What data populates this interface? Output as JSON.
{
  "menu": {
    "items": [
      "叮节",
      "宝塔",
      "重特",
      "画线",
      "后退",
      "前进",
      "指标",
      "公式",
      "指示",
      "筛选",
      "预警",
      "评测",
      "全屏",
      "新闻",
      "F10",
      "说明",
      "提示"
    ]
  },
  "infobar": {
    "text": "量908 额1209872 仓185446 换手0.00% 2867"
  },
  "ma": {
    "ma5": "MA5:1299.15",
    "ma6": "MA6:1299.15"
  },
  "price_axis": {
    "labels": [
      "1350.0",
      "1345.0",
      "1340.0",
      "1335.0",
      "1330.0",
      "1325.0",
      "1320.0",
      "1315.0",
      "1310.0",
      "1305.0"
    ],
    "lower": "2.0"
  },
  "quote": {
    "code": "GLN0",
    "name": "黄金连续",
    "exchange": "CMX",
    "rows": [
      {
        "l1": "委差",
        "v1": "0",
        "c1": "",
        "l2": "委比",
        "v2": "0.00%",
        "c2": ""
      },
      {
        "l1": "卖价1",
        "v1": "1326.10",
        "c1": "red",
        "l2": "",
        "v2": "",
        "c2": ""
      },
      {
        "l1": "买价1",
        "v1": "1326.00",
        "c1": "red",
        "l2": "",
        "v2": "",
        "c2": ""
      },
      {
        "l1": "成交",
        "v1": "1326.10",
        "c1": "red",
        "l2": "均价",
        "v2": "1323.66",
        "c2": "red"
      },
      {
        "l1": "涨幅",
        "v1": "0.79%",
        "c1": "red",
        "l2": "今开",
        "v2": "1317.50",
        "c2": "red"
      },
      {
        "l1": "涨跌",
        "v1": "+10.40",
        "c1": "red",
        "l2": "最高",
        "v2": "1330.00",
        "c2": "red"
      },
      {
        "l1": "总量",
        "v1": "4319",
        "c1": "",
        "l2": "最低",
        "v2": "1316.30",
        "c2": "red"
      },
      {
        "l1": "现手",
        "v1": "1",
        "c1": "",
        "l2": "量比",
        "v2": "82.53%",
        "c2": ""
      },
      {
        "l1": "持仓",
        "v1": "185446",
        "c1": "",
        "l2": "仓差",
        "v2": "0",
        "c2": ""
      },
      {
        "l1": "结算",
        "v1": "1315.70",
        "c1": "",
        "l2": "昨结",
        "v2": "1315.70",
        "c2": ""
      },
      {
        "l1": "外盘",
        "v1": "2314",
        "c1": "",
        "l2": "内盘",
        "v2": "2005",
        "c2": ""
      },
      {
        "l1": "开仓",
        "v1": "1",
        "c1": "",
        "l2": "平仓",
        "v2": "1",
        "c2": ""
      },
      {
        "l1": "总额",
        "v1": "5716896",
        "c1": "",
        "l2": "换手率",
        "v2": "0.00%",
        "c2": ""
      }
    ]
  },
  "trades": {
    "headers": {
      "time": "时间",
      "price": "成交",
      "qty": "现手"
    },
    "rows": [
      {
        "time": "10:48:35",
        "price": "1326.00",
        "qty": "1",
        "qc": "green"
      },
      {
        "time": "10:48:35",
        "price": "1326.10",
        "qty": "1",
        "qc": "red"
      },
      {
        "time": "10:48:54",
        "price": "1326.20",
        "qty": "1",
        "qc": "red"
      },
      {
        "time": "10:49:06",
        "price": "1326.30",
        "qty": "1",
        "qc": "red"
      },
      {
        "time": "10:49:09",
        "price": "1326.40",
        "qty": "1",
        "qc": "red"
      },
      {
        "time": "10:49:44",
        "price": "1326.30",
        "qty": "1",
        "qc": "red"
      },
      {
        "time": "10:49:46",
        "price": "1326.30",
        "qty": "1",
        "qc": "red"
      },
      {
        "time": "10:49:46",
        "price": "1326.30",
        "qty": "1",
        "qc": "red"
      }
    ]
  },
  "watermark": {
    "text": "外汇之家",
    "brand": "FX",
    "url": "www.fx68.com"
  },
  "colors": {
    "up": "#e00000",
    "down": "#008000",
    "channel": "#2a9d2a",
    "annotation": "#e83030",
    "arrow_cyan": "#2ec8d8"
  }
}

● ● ● ● ●

Do this:
Transcribe every entry exactly.

Solution:
What data populates this interface? Output as JSON.
{
  "menu": {
    "items": [
      "叮节",
      "宝塔",
      "重特",
      "画线",
      "后退",
      "前进",
      "指标",
      "公式",
      "指示",
      "筛选",
      "预警",
      "评测",
      "全屏",
      "新闻",
      "F10",
      "说明",
      "提示"
    ]
  },
  "infobar": {
    "text": "量908 额1209872 仓185446 换手0.00% 2867"
  },
  "ma": {
    "ma5": "MA5:1299.15",
    "ma6": "MA6:1299.15"
  },
  "price_axis": {
    "labels": [
      "1350.0",
      "1345.0",
      "1340.0",
      "1335.0",
      "1330.0",
      "1325.0",
      "1320.0",
      "1315.0",
      "1310.0",
      "1305.0"
    ],
    "lower": "2.0"
  },
  "quote": {
    "code": "GLN0",
    "name": "黄金连续",
    "exchange": "CMX",
    "rows": [
      {
        "l1": "委差",
        "v1": "0",
        "c1": "",
        "l2": "委比",
        "v2": "0.00%",
        "c2": ""
      },
      {
        "l1": "卖价1",
        "v1": "1326.10",
        "c1": "red",
        "l2": "",
        "v2": "",
        "c2": ""
      },
      {
        "l1": "买价1",
        "v1": "1326.00",
        "c1": "red",
        "l2": "",
        "v2": "",
        "c2": ""
      },
      {
        "l1": "成交",
        "v1": "1326.10",
        "c1": "red",
        "l2": "均价",
        "v2": "1323.66",
        "c2": "red"
      },
      {
        "l1": "涨幅",
        "v1": "0.79%",
        "c1": "red",
        "l2": "今开",
        "v2": "1317.50",
        "c2": "red"
      },
      {
        "l1": "涨跌",
        "v1": "+10.40",
        "c1": "red",
        "l2": "最高",
        "v2": "1330.00",
        "c2": "red"
      },
      {
        "l1": "总量",
        "v1": "4319",
        "c1": "",
        "l2": "最低",
        "v2": "1316.30",
        "c2": "red"
      },
      {
        "l1": "现手",
        "v1": "1",
        "c1": "",
        "l2": "量比",
        "v2": "82.53%",
        "c2": ""
      },
      {
        "l1": "持仓",
        "v1": "185446",
        "c1": "",
        "l2": "仓差",
        "v2": "0",
        "c2": ""
      },
      {
        "l1": "结算",
        "v1": "1315.70",
        "c1": "",
        "l2": "昨结",
        "v2": "1315.70",
        "c2": ""
      },
      {
        "l1": "外盘",
        "v1": "2314",
        "c1": "",
        "l2": "内盘",
        "v2": "2005",
        "c2": ""
      },
      {
        "l1": "开仓",
        "v1": "1",
        "c1": "",
        "l2": "平仓",
        "v2": "1",
        "c2": ""
      },
      {
        "l1": "总额",
        "v1": "5716896",
        "c1": "",
        "l2": "换手率",
        "v2": "0.00%",
        "c2": ""
      }
    ]
  },
  "trades": {
    "headers": {
      "time": "时间",
      "price": "成交",
      "qty": "现手"
    },
    "rows": [
      {
        "time": "10:48:35",
        "price": "1326.00",
        "qty": "1",
        "qc": "green"
      },
      {
        "time": "10:48:35",
        "price": "1326.10",
        "qty": "1",
        "qc": "red"
      },
      {
        "time": "10:48:54",
        "price": "1326.20",
        "qty": "1",
        "qc": "red"
      },
      {
        "time": "10:49:06",
        "price": "1326.30",
        "qty": "1",
        "qc": "red"
      },
      {
        "time": "10:49:09",
        "price": "1326.40",
        "qty": "1",
        "qc": "red"
      },
      {
        "time": "10:49:44",
        "price": "1326.30",
        "qty": "1",
        "qc": "red"
      },
      {
        "time": "10:49:46",
        "price": "1326.30",
        "qty": "1",
        "qc": "red"
      },
      {
        "time": "10:49:46",
        "price": "1326.30",
        "qty": "1",
        "qc": "red"
      }
    ]
  },
  "watermark": {
    "text": "外汇之家",
    "brand": "FX",
    "url": "www.fx68.com"
  },
  "colors": {
    "up": "#e00000",
    "down": "#008000",
    "channel": "#2a9d2a",
    "annotation": "#e83030",
    "arrow_cyan": "#2ec8d8"
  }
}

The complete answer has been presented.